Transcribe the data in full and exactly, omitting any pictures.

## Data entries
------------------------

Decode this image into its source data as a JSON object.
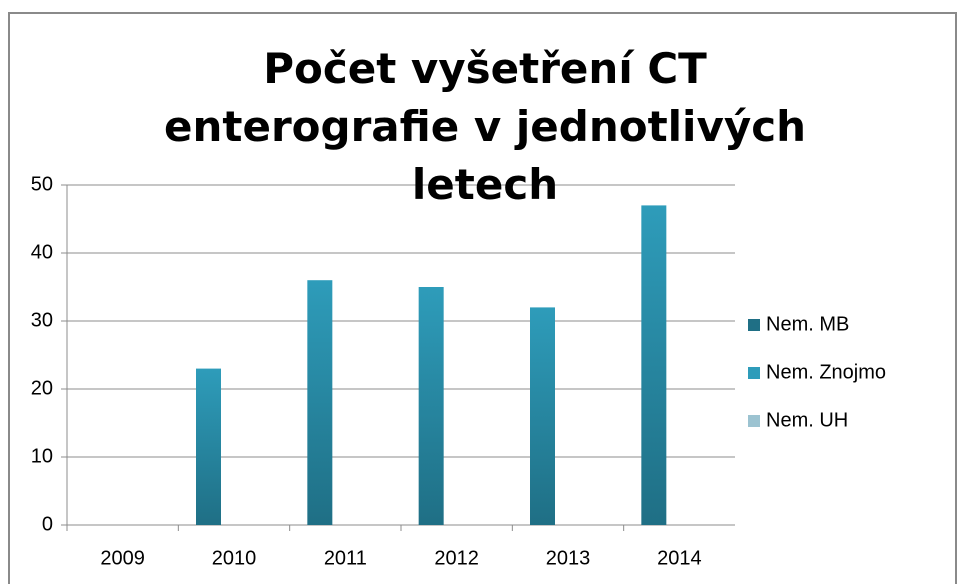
{
  "chart_data": {
    "type": "bar",
    "title": "Počet vyšetření CT enterografie v jednotlivých letech",
    "categories": [
      "2009",
      "2010",
      "2011",
      "2012",
      "2013",
      "2014"
    ],
    "series": [
      {
        "name": "Nem. MB",
        "color": "#1f6f85",
        "values": [
          0,
          0,
          0,
          0,
          0,
          0
        ]
      },
      {
        "name": "Nem. Znojmo",
        "color": "#2e9cba",
        "values": [
          0,
          23,
          36,
          35,
          32,
          47
        ]
      },
      {
        "name": "Nem. UH",
        "color": "#9cc3d1",
        "values": [
          0,
          0,
          0,
          0,
          0,
          0
        ]
      }
    ],
    "ylim": [
      0,
      50
    ],
    "yticks": [
      0,
      10,
      20,
      30,
      40,
      50
    ],
    "grid": true,
    "legend": "right"
  }
}
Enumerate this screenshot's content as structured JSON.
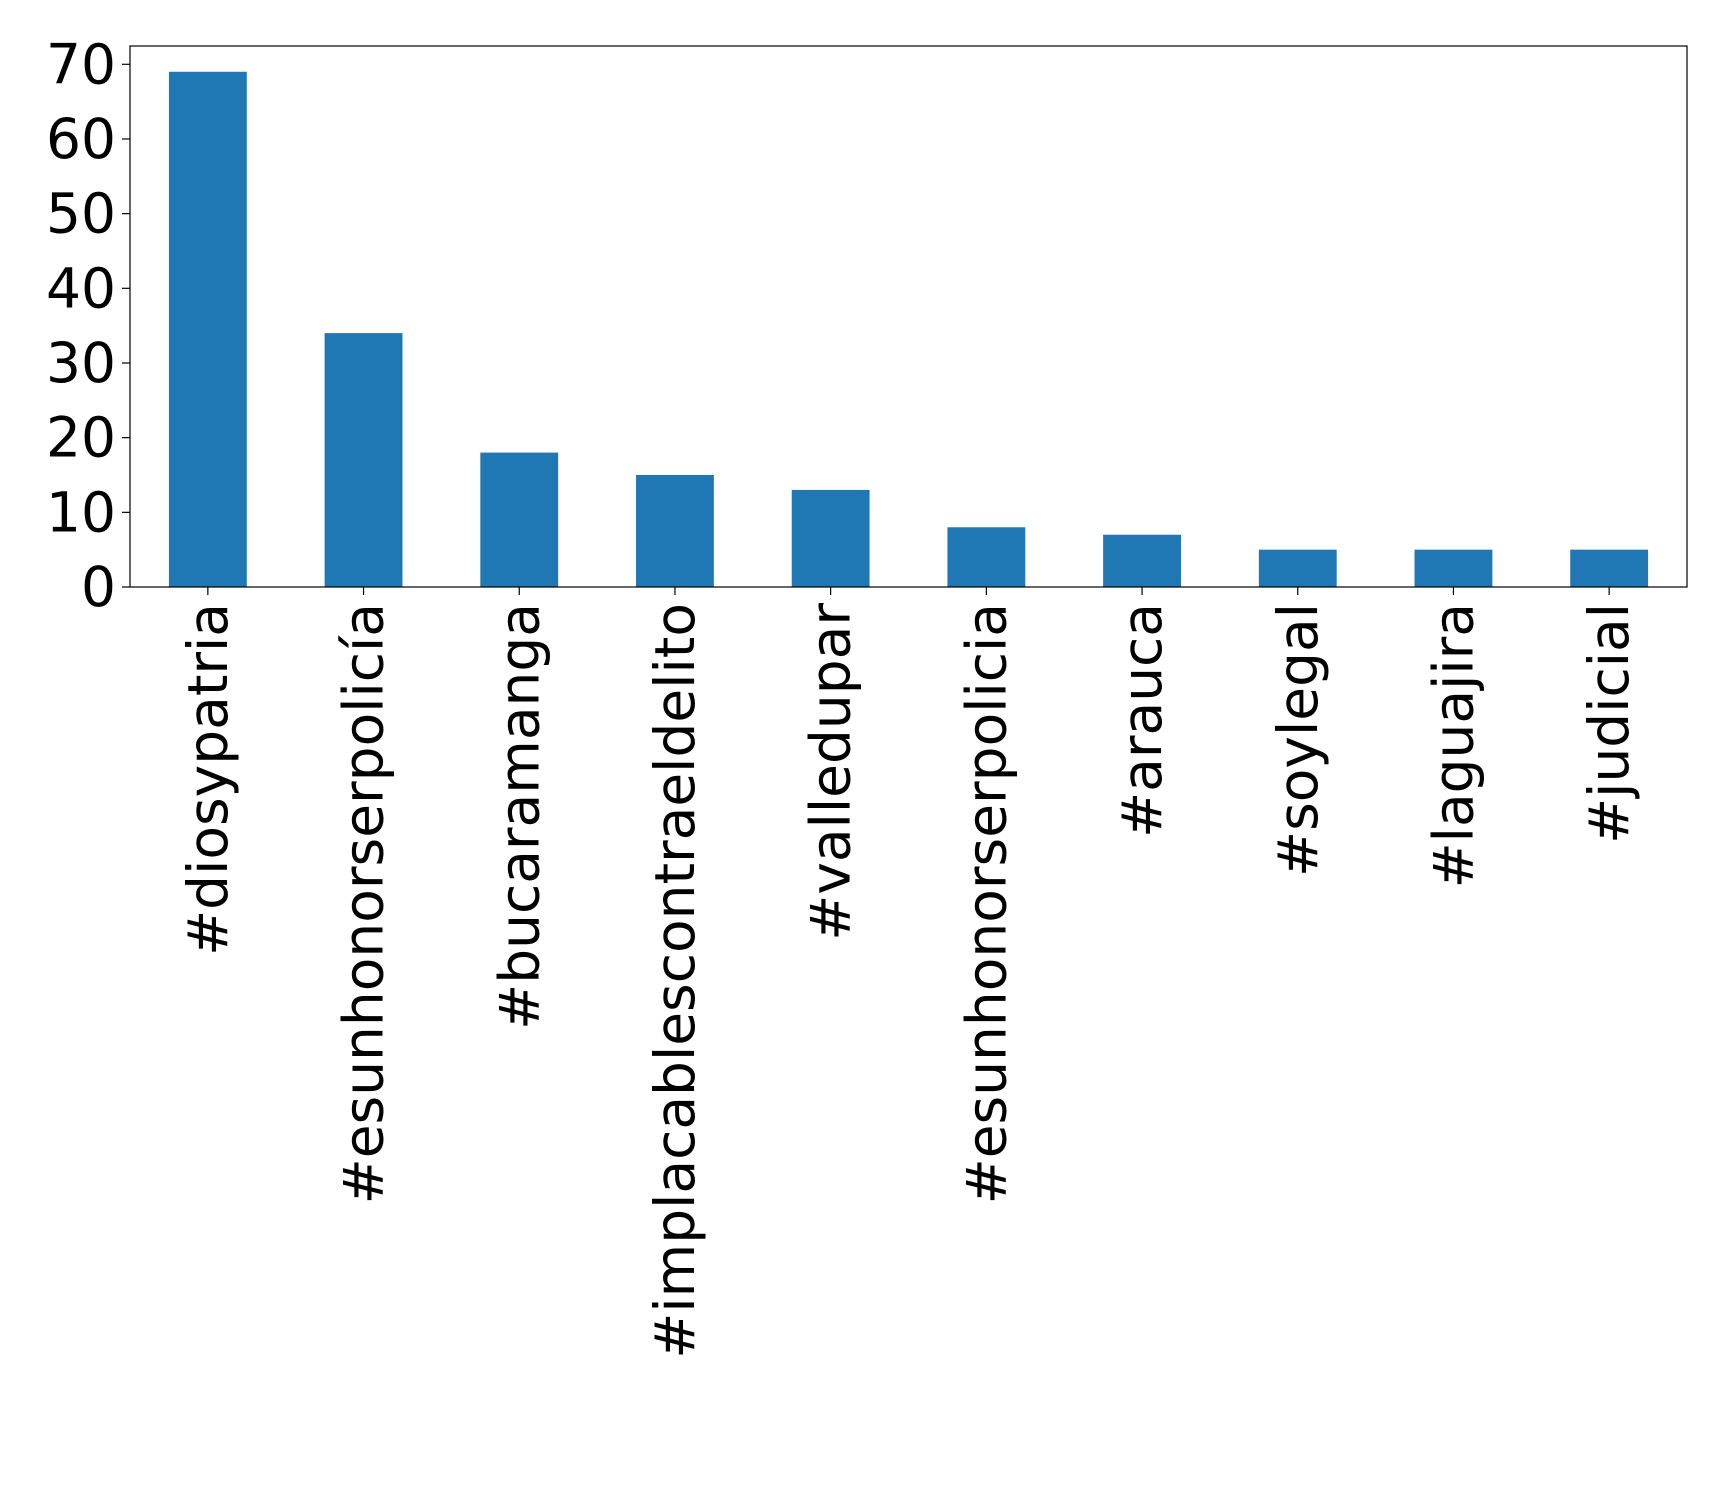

------------------------

## Response to this exercise
Decode this image into its source data as a JSON object.
{
  "chart_data": {
    "type": "bar",
    "title": "Počet vyšetření CT enterografie v jednotlivých letech",
    "categories": [
      "2009",
      "2010",
      "2011",
      "2012",
      "2013",
      "2014"
    ],
    "series": [
      {
        "name": "Nem. MB",
        "color": "#1f6f85",
        "values": [
          0,
          0,
          0,
          0,
          0,
          0
        ]
      },
      {
        "name": "Nem. Znojmo",
        "color": "#2e9cba",
        "values": [
          0,
          23,
          36,
          35,
          32,
          47
        ]
      },
      {
        "name": "Nem. UH",
        "color": "#9cc3d1",
        "values": [
          0,
          0,
          0,
          0,
          0,
          0
        ]
      }
    ],
    "ylim": [
      0,
      50
    ],
    "yticks": [
      0,
      10,
      20,
      30,
      40,
      50
    ],
    "grid": true,
    "legend": "right"
  }
}
Enumerate this screenshot's content as structured JSON.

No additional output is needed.